**Problem description:** Take every line from the listing below that contains "marques".

**Task material:**
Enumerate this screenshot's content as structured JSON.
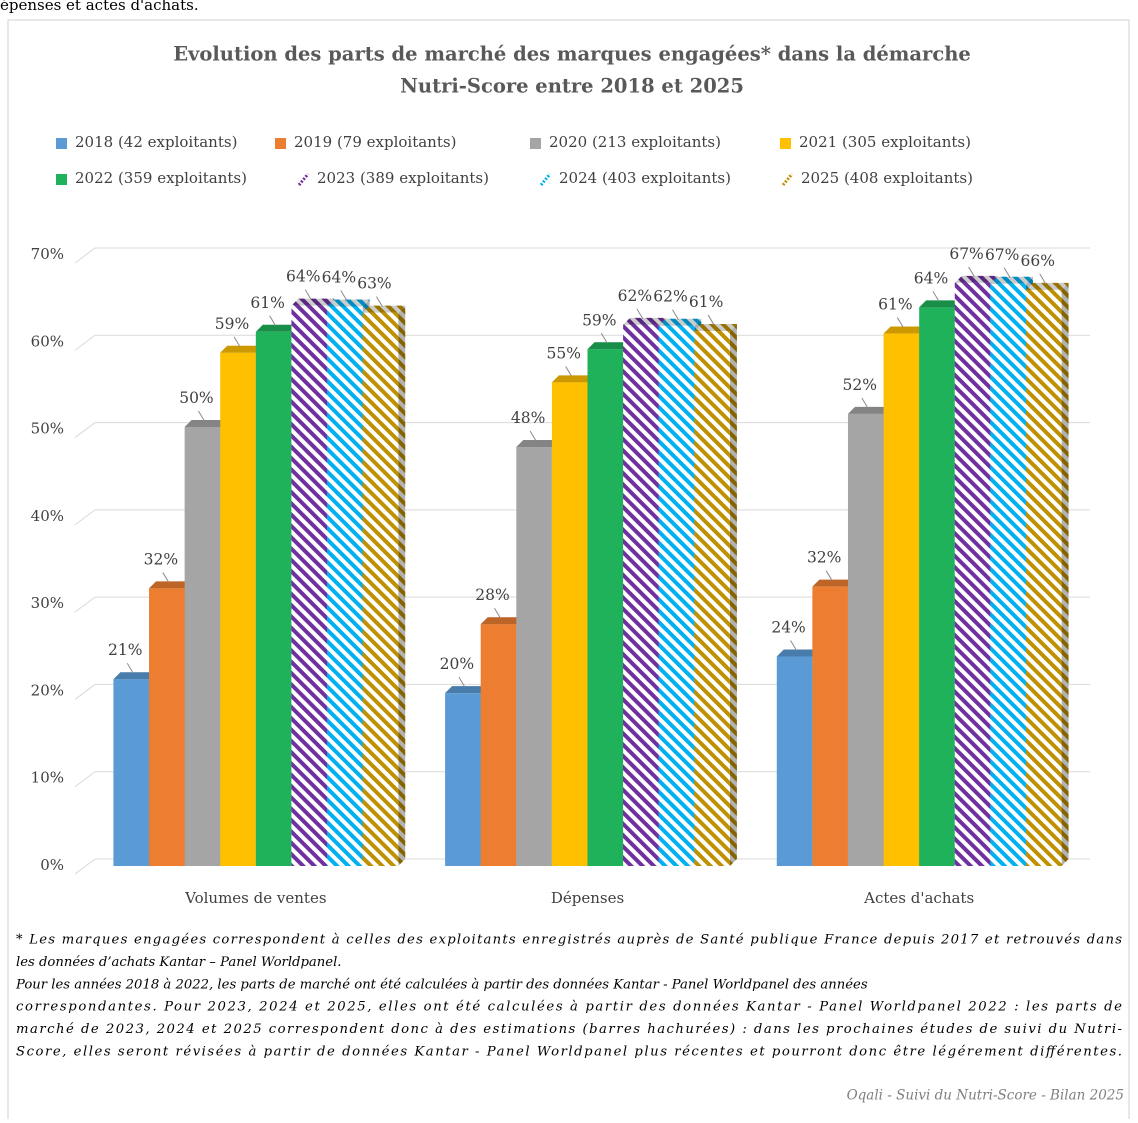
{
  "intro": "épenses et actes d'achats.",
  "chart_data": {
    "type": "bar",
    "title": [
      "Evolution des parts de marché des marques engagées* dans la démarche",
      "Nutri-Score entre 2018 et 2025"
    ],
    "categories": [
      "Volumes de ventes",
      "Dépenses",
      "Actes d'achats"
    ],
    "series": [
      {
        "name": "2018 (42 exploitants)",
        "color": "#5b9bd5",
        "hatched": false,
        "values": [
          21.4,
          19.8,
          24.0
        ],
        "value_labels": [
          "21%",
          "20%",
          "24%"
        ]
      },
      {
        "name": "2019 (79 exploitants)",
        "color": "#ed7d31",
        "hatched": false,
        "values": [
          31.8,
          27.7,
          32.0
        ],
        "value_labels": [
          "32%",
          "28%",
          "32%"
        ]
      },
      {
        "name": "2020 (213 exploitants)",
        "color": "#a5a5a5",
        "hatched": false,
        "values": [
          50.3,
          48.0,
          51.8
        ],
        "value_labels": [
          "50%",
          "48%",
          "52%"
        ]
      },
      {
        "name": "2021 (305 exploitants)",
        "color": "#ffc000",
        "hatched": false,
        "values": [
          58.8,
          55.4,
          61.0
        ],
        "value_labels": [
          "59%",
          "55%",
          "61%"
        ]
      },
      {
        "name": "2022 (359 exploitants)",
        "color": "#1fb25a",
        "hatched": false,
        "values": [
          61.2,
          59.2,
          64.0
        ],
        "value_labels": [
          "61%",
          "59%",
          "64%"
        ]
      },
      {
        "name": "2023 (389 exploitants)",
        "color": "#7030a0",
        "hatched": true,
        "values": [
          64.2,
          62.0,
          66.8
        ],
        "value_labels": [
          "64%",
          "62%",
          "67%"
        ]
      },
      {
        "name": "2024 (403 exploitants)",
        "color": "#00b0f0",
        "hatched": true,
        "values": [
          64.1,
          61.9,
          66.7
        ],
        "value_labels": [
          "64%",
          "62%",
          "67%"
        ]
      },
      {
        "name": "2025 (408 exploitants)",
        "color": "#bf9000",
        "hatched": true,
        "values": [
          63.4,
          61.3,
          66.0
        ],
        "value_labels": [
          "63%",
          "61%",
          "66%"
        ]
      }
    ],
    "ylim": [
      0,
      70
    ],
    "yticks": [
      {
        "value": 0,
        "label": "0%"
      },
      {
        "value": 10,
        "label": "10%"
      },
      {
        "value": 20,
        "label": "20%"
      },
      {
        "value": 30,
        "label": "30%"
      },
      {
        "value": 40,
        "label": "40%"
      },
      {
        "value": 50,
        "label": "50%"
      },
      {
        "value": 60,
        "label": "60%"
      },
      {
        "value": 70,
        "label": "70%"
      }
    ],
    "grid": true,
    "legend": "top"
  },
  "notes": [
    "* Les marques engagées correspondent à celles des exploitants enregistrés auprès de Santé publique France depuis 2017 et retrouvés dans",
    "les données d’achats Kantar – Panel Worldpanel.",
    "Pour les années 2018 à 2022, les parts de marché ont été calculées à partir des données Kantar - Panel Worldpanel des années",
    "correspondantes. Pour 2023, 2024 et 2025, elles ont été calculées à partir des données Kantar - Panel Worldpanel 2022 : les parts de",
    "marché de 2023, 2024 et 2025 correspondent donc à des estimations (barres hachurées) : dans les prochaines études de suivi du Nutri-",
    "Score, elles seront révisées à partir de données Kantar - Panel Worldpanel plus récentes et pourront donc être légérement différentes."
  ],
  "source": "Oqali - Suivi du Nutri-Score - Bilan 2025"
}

**Output below:**
      "Evolution des parts de marché des marques engagées* dans la démarche",
    "* Les marques engagées correspondent à celles des exploitants enregistrés auprès de Santé publique France depuis 2017 et retrouvés dans",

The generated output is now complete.